▶ Do this
Take from the listing each line that has the string "CAD排料办公室".

▶ Dataset records
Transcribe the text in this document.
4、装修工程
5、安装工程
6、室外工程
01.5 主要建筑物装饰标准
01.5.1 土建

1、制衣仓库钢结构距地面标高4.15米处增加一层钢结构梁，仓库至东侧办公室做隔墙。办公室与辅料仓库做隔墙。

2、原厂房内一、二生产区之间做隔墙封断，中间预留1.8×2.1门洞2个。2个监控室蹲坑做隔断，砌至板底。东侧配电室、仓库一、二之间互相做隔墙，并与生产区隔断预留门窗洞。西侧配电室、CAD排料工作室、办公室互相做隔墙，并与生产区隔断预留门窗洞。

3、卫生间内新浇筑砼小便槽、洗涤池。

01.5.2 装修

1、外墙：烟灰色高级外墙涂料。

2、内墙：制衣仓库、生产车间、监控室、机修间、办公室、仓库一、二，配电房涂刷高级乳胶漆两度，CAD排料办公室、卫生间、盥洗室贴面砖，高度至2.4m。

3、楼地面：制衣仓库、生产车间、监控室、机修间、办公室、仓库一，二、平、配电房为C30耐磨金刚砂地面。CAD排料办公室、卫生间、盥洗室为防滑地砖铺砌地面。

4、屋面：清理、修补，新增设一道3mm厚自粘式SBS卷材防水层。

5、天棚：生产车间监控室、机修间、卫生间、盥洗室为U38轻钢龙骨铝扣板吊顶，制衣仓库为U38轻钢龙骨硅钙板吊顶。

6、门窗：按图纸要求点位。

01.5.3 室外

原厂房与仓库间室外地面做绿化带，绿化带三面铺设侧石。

▶ Output of the exercise
2、内墙：制衣仓库、生产车间、监控室、机修间、办公室、仓库一、二，配电房涂刷高级乳胶漆两度，CAD排料办公室、卫生间、盥洗室贴面砖，高度至2.4m。
3、楼地面：制衣仓库、生产车间、监控室、机修间、办公室、仓库一，二、平、配电房为C30耐磨金刚砂地面。CAD排料办公室、卫生间、盥洗室为防滑地砖铺砌地面。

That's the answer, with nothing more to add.